# Material for the task
· · ·

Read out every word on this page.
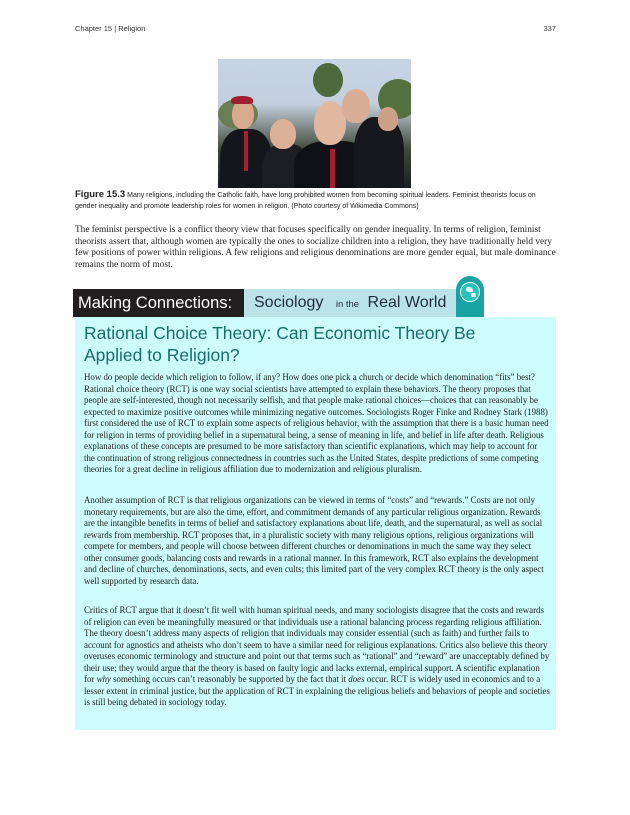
Chapter 15 | Religion	337
Figure 15.3 Many religions, including the Catholic faith, have long prohibited women from becoming spiritual leaders. Feminist theorists focus on gender inequality and promote leadership roles for women in religion. (Photo courtesy of Wikimedia Commons)

The feminist perspective is a conflict theory view that focuses specifically on gender inequality. In terms of religion, feminist theorists assert that, although women are typically the ones to socialize children into a religion, they have traditionally held very few positions of power within religions. A few religions and religious denominations are more gender equal, but male dominance remains the norm of most.

Making Connections:	Sociology in the Real World
Rational Choice Theory: Can Economic Theory Be Applied to Religion?

How do people decide which religion to follow, if any? How does one pick a church or decide which denomination “fits” best? Rational choice theory (RCT) is one way social scientists have attempted to explain these behaviors. The theory proposes that people are self-interested, though not necessarily selfish, and that people make rational choices—choices that can reasonably be expected to maximize positive outcomes while minimizing negative outcomes. Sociologists Roger Finke and Rodney Stark (1988) first considered the use of RCT to explain some aspects of religious behavior, with the assumption that there is a basic human need for religion in terms of providing belief in a supernatural being, a sense of meaning in life, and belief in life after death. Religious explanations of these concepts are presumed to be more satisfactory than scientific explanations, which may help to account for the continuation of strong religious connectedness in countries such as the United States, despite predictions of some competing theories for a great decline in religious affiliation due to modernization and religious pluralism.

Another assumption of RCT is that religious organizations can be viewed in terms of “costs” and “rewards.” Costs are not only monetary requirements, but are also the time, effort, and commitment demands of any particular religious organization. Rewards are the intangible benefits in terms of belief and satisfactory explanations about life, death, and the supernatural, as well as social rewards from membership. RCT proposes that, in a pluralistic society with many religious options, religious organizations will compete for members, and people will choose between different churches or denominations in much the same way they select other consumer goods, balancing costs and rewards in a rational manner. In this framework, RCT also explains the development and decline of churches, denominations, sects, and even cults; this limited part of the very complex RCT theory is the only aspect well supported by research data.

Critics of RCT argue that it doesn’t fit well with human spiritual needs, and many sociologists disagree that the costs and rewards of religion can even be meaningfully measured or that individuals use a rational balancing process regarding religious affiliation. The theory doesn’t address many aspects of religion that individuals may consider essential (such as faith) and further fails to account for agnostics and atheists who don’t seem to have a similar need for religious explanations. Critics also believe this theory overuses economic terminology and structure and point out that terms such as “rational” and “reward” are unacceptably defined by their use; they would argue that the theory is based on faulty logic and lacks external, empirical support. A scientific explanation for why something occurs can’t reasonably be supported by the fact that it does occur. RCT is widely used in economics and to a lesser extent in criminal justice, but the application of RCT in explaining the religious beliefs and behaviors of people and societies is still being debated in sociology today.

· · ·

# What to produce
Every record must be copied exactly, with images dropped from the result.

# Solution
Read out every word on this page.
Chapter 15 | Religion	337
Figure 15.3 Many religions, including the Catholic faith, have long prohibited women from becoming spiritual leaders. Feminist theorists focus on gender inequality and promote leadership roles for women in religion. (Photo courtesy of Wikimedia Commons)

The feminist perspective is a conflict theory view that focuses specifically on gender inequality. In terms of religion, feminist theorists assert that, although women are typically the ones to socialize children into a religion, they have traditionally held very few positions of power within religions. A few religions and religious denominations are more gender equal, but male dominance remains the norm of most.

Making Connections:	Sociology in the Real World
Rational Choice Theory: Can Economic Theory Be Applied to Religion?

How do people decide which religion to follow, if any? How does one pick a church or decide which denomination “fits” best? Rational choice theory (RCT) is one way social scientists have attempted to explain these behaviors. The theory proposes that people are self-interested, though not necessarily selfish, and that people make rational choices—choices that can reasonably be expected to maximize positive outcomes while minimizing negative outcomes. Sociologists Roger Finke and Rodney Stark (1988) first considered the use of RCT to explain some aspects of religious behavior, with the assumption that there is a basic human need for religion in terms of providing belief in a supernatural being, a sense of meaning in life, and belief in life after death. Religious explanations of these concepts are presumed to be more satisfactory than scientific explanations, which may help to account for the continuation of strong religious connectedness in countries such as the United States, despite predictions of some competing theories for a great decline in religious affiliation due to modernization and religious pluralism.

Another assumption of RCT is that religious organizations can be viewed in terms of “costs” and “rewards.” Costs are not only monetary requirements, but are also the time, effort, and commitment demands of any particular religious organization. Rewards are the intangible benefits in terms of belief and satisfactory explanations about life, death, and the supernatural, as well as social rewards from membership. RCT proposes that, in a pluralistic society with many religious options, religious organizations will compete for members, and people will choose between different churches or denominations in much the same way they select other consumer goods, balancing costs and rewards in a rational manner. In this framework, RCT also explains the development and decline of churches, denominations, sects, and even cults; this limited part of the very complex RCT theory is the only aspect well supported by research data.

Critics of RCT argue that it doesn’t fit well with human spiritual needs, and many sociologists disagree that the costs and rewards of religion can even be meaningfully measured or that individuals use a rational balancing process regarding religious affiliation. The theory doesn’t address many aspects of religion that individuals may consider essential (such as faith) and further fails to account for agnostics and atheists who don’t seem to have a similar need for religious explanations. Critics also believe this theory overuses economic terminology and structure and point out that terms such as “rational” and “reward” are unacceptably defined by their use; they would argue that the theory is based on faulty logic and lacks external, empirical support. A scientific explanation for why something occurs can’t reasonably be supported by the fact that it does occur. RCT is widely used in economics and to a lesser extent in criminal justice, but the application of RCT in explaining the religious beliefs and behaviors of people and societies is still being debated in sociology today.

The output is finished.